> _EXTRACTED INFORMATION_
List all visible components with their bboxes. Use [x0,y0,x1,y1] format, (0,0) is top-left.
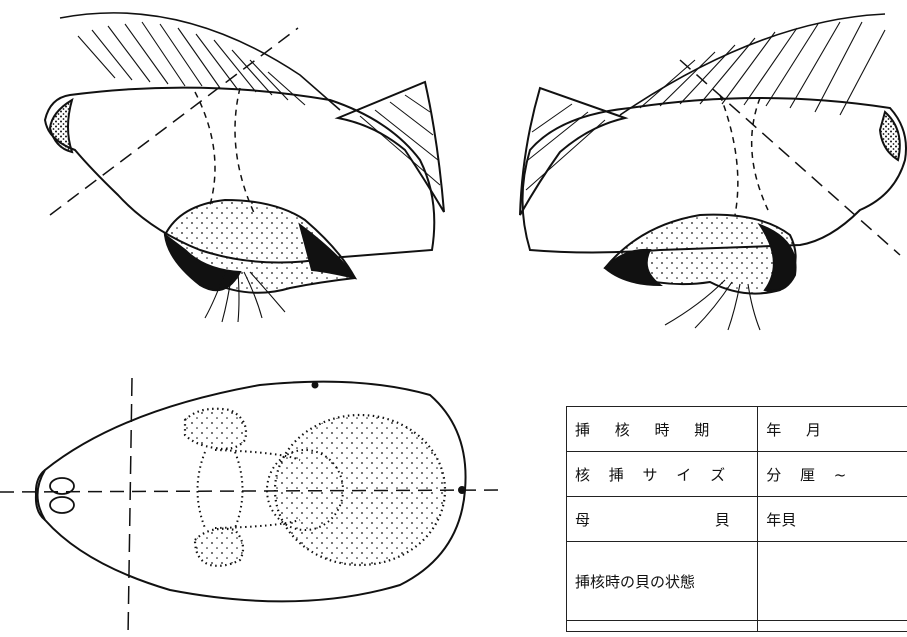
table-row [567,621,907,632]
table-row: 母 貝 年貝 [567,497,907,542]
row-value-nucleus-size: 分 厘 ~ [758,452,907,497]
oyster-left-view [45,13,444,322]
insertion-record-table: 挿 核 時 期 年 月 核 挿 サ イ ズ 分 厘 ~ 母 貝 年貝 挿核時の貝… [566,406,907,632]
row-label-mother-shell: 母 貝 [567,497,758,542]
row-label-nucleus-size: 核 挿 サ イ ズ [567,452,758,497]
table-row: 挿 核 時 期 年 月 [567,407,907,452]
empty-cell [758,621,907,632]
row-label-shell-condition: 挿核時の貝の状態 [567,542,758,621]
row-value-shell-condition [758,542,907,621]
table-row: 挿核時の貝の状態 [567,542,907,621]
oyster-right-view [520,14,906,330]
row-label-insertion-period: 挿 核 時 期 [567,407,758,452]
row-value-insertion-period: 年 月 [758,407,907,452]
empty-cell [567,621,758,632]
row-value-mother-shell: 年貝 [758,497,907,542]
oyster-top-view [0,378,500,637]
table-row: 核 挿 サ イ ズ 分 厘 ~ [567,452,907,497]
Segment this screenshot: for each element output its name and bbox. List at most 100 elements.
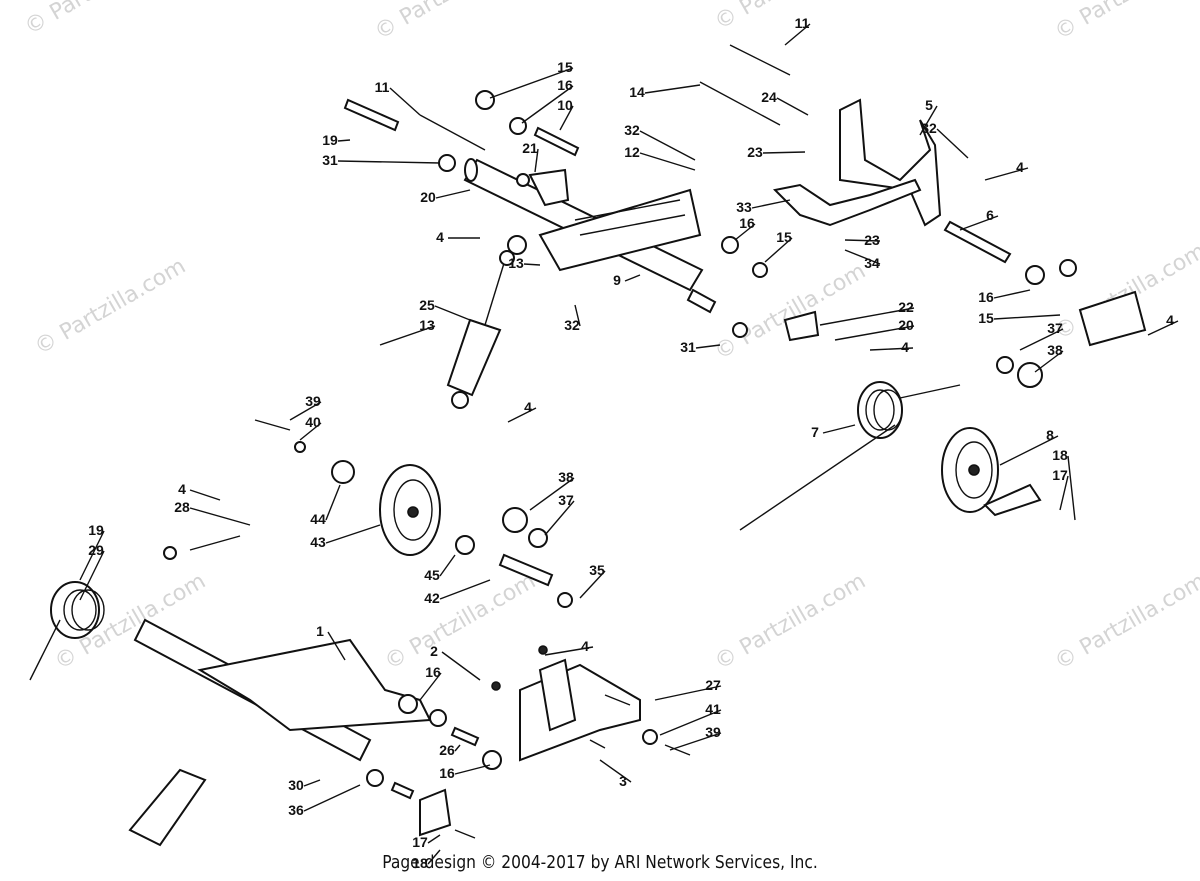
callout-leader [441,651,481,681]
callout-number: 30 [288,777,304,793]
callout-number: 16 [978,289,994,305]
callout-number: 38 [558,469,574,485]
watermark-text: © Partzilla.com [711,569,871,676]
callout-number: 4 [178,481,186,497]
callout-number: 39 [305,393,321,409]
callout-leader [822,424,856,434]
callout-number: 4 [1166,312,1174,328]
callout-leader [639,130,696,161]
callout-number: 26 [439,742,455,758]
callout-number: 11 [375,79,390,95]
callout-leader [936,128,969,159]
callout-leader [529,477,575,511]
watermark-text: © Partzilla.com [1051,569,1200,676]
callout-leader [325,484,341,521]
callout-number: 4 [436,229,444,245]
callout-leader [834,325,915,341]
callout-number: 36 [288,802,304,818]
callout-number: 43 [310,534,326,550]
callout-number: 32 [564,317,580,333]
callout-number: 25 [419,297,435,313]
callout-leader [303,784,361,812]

> _OBJECTIVE_
Set down every line of the records above word for word, and leave out the pictures.

> _TASK RESPONSE_
List all visible components with their bboxes. Use [x0,y0,x1,y1] format, (0,0) is top-left.
table-row [567,621,907,632]
table-row: 母 貝 年貝 [567,497,907,542]
row-value-nucleus-size: 分 厘 ~ [758,452,907,497]
oyster-left-view [45,13,444,322]
insertion-record-table: 挿 核 時 期 年 月 核 挿 サ イ ズ 分 厘 ~ 母 貝 年貝 挿核時の貝… [566,406,907,632]
row-label-mother-shell: 母 貝 [567,497,758,542]
row-label-nucleus-size: 核 挿 サ イ ズ [567,452,758,497]
table-row: 挿 核 時 期 年 月 [567,407,907,452]
empty-cell [758,621,907,632]
row-label-shell-condition: 挿核時の貝の状態 [567,542,758,621]
row-value-shell-condition [758,542,907,621]
table-row: 挿核時の貝の状態 [567,542,907,621]
oyster-right-view [520,14,906,330]
row-label-insertion-period: 挿 核 時 期 [567,407,758,452]
row-value-insertion-period: 年 月 [758,407,907,452]
empty-cell [567,621,758,632]
row-value-mother-shell: 年貝 [758,497,907,542]
oyster-top-view [0,378,500,637]
table-row: 核 挿 サ イ ズ 分 厘 ~ [567,452,907,497]
Segment this screenshot: for each element output its name and bbox. List at most 100 elements.
callout-leader [441,651,481,681]
callout-number: 30 [288,777,304,793]
callout-number: 16 [978,289,994,305]
callout-number: 38 [558,469,574,485]
watermark-text: © Partzilla.com [711,569,871,676]
callout-number: 4 [178,481,186,497]
callout-number: 39 [305,393,321,409]
callout-leader [822,424,856,434]
callout-number: 4 [1166,312,1174,328]
callout-leader [639,130,696,161]
callout-number: 26 [439,742,455,758]
callout-number: 11 [375,79,390,95]
callout-leader [936,128,969,159]
callout-leader [529,477,575,511]
watermark-text: © Partzilla.com [1051,569,1200,676]
callout-leader [325,484,341,521]
callout-number: 4 [436,229,444,245]
callout-leader [834,325,915,341]
callout-number: 36 [288,802,304,818]
callout-number: 43 [310,534,326,550]
callout-number: 32 [564,317,580,333]
callout-number: 25 [419,297,435,313]
callout-leader [303,784,361,812]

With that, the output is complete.